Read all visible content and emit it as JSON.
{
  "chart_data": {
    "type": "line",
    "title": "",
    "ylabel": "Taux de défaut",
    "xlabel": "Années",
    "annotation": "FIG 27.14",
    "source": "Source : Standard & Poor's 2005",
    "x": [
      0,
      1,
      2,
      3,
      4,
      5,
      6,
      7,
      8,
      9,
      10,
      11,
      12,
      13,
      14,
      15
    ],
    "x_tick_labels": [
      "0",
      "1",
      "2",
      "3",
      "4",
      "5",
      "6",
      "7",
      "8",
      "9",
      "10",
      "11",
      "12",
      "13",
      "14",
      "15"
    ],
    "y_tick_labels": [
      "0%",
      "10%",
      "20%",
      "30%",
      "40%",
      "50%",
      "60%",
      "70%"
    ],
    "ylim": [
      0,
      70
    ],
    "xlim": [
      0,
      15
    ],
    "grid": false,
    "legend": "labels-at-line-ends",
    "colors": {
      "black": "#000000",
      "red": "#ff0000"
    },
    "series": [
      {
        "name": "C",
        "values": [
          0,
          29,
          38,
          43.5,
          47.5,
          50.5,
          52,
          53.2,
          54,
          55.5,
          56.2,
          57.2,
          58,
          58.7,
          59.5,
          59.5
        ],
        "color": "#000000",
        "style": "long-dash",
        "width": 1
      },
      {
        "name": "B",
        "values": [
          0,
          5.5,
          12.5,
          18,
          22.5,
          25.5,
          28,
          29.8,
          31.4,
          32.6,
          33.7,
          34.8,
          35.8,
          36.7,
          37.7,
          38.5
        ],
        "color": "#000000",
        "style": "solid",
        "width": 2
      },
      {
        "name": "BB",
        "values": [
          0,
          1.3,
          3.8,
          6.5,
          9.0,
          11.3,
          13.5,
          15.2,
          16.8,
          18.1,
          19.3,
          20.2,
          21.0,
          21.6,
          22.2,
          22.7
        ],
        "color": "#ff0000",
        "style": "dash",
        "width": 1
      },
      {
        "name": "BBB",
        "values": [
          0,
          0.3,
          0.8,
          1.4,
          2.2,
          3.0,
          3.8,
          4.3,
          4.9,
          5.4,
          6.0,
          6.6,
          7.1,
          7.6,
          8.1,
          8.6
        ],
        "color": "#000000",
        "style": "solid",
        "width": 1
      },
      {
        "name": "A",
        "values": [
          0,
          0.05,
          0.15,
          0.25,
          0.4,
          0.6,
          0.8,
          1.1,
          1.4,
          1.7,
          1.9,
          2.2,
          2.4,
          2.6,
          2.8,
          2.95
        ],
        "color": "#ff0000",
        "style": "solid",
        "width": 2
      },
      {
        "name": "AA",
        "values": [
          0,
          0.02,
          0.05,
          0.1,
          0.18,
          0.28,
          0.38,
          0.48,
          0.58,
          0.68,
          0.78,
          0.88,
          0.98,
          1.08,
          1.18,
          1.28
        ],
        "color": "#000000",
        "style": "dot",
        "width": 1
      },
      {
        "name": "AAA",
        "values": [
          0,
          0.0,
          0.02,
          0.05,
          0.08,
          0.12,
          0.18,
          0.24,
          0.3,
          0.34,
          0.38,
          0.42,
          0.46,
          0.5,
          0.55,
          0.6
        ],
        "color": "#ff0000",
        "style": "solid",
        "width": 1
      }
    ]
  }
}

++++++++++

* _Problem statement_
Each line of the material above needs to be quoted exactly, please.

* _Final result_
Read all visible content and emit it as JSON.
{
  "chart_data": {
    "type": "line",
    "title": "",
    "ylabel": "Taux de défaut",
    "xlabel": "Années",
    "annotation": "FIG 27.14",
    "source": "Source : Standard & Poor's 2005",
    "x": [
      0,
      1,
      2,
      3,
      4,
      5,
      6,
      7,
      8,
      9,
      10,
      11,
      12,
      13,
      14,
      15
    ],
    "x_tick_labels": [
      "0",
      "1",
      "2",
      "3",
      "4",
      "5",
      "6",
      "7",
      "8",
      "9",
      "10",
      "11",
      "12",
      "13",
      "14",
      "15"
    ],
    "y_tick_labels": [
      "0%",
      "10%",
      "20%",
      "30%",
      "40%",
      "50%",
      "60%",
      "70%"
    ],
    "ylim": [
      0,
      70
    ],
    "xlim": [
      0,
      15
    ],
    "grid": false,
    "legend": "labels-at-line-ends",
    "colors": {
      "black": "#000000",
      "red": "#ff0000"
    },
    "series": [
      {
        "name": "C",
        "values": [
          0,
          29,
          38,
          43.5,
          47.5,
          50.5,
          52,
          53.2,
          54,
          55.5,
          56.2,
          57.2,
          58,
          58.7,
          59.5,
          59.5
        ],
        "color": "#000000",
        "style": "long-dash",
        "width": 1
      },
      {
        "name": "B",
        "values": [
          0,
          5.5,
          12.5,
          18,
          22.5,
          25.5,
          28,
          29.8,
          31.4,
          32.6,
          33.7,
          34.8,
          35.8,
          36.7,
          37.7,
          38.5
        ],
        "color": "#000000",
        "style": "solid",
        "width": 2
      },
      {
        "name": "BB",
        "values": [
          0,
          1.3,
          3.8,
          6.5,
          9.0,
          11.3,
          13.5,
          15.2,
          16.8,
          18.1,
          19.3,
          20.2,
          21.0,
          21.6,
          22.2,
          22.7
        ],
        "color": "#ff0000",
        "style": "dash",
        "width": 1
      },
      {
        "name": "BBB",
        "values": [
          0,
          0.3,
          0.8,
          1.4,
          2.2,
          3.0,
          3.8,
          4.3,
          4.9,
          5.4,
          6.0,
          6.6,
          7.1,
          7.6,
          8.1,
          8.6
        ],
        "color": "#000000",
        "style": "solid",
        "width": 1
      },
      {
        "name": "A",
        "values": [
          0,
          0.05,
          0.15,
          0.25,
          0.4,
          0.6,
          0.8,
          1.1,
          1.4,
          1.7,
          1.9,
          2.2,
          2.4,
          2.6,
          2.8,
          2.95
        ],
        "color": "#ff0000",
        "style": "solid",
        "width": 2
      },
      {
        "name": "AA",
        "values": [
          0,
          0.02,
          0.05,
          0.1,
          0.18,
          0.28,
          0.38,
          0.48,
          0.58,
          0.68,
          0.78,
          0.88,
          0.98,
          1.08,
          1.18,
          1.28
        ],
        "color": "#000000",
        "style": "dot",
        "width": 1
      },
      {
        "name": "AAA",
        "values": [
          0,
          0.0,
          0.02,
          0.05,
          0.08,
          0.12,
          0.18,
          0.24,
          0.3,
          0.34,
          0.38,
          0.42,
          0.46,
          0.5,
          0.55,
          0.6
        ],
        "color": "#ff0000",
        "style": "solid",
        "width": 1
      }
    ]
  }
}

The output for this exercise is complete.